> [Task goal] Copy out all of the data exactly as it appears.

> [Records from a collection]
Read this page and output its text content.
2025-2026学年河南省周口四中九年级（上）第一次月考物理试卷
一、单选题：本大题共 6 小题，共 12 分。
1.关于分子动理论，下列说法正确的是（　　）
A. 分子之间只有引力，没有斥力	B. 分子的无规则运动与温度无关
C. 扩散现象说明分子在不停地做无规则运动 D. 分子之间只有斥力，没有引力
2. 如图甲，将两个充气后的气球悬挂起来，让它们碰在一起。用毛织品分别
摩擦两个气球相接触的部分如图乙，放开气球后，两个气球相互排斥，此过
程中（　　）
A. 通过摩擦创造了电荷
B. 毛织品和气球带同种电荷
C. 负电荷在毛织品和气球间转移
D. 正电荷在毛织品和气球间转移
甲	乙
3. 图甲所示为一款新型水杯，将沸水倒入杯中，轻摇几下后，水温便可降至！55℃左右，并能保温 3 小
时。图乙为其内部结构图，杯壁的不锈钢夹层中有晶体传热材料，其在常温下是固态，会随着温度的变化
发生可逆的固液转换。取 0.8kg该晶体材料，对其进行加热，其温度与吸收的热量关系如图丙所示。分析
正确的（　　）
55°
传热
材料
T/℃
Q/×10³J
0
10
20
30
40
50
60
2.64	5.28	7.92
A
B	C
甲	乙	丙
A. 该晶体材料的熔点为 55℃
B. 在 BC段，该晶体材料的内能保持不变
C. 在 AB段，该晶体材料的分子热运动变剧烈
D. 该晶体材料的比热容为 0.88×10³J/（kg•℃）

> [Task solution]
Read this page and output its text content.
2025-2026学年河南省周口四中九年级（上）第一次月考物理试卷
一、单选题：本大题共 6 小题，共 12 分。
1.关于分子动理论，下列说法正确的是（　　）
A. 分子之间只有引力，没有斥力	B. 分子的无规则运动与温度无关
C. 扩散现象说明分子在不停地做无规则运动 D. 分子之间只有斥力，没有引力
2. 如图甲，将两个充气后的气球悬挂起来，让它们碰在一起。用毛织品分别
摩擦两个气球相接触的部分如图乙，放开气球后，两个气球相互排斥，此过
程中（　　）
A. 通过摩擦创造了电荷
B. 毛织品和气球带同种电荷
C. 负电荷在毛织品和气球间转移
D. 正电荷在毛织品和气球间转移
甲	乙
3. 图甲所示为一款新型水杯，将沸水倒入杯中，轻摇几下后，水温便可降至！55℃左右，并能保温 3 小
时。图乙为其内部结构图，杯壁的不锈钢夹层中有晶体传热材料，其在常温下是固态，会随着温度的变化
发生可逆的固液转换。取 0.8kg该晶体材料，对其进行加热，其温度与吸收的热量关系如图丙所示。分析
正确的（　　）
55°
传热
材料
T/℃
Q/×10³J
0
10
20
30
40
50
60
2.64	5.28	7.92
A
B	C
甲	乙	丙
A. 该晶体材料的熔点为 55℃
B. 在 BC段，该晶体材料的内能保持不变
C. 在 AB段，该晶体材料的分子热运动变剧烈
D. 该晶体材料的比热容为 0.88×10³J/（kg•℃）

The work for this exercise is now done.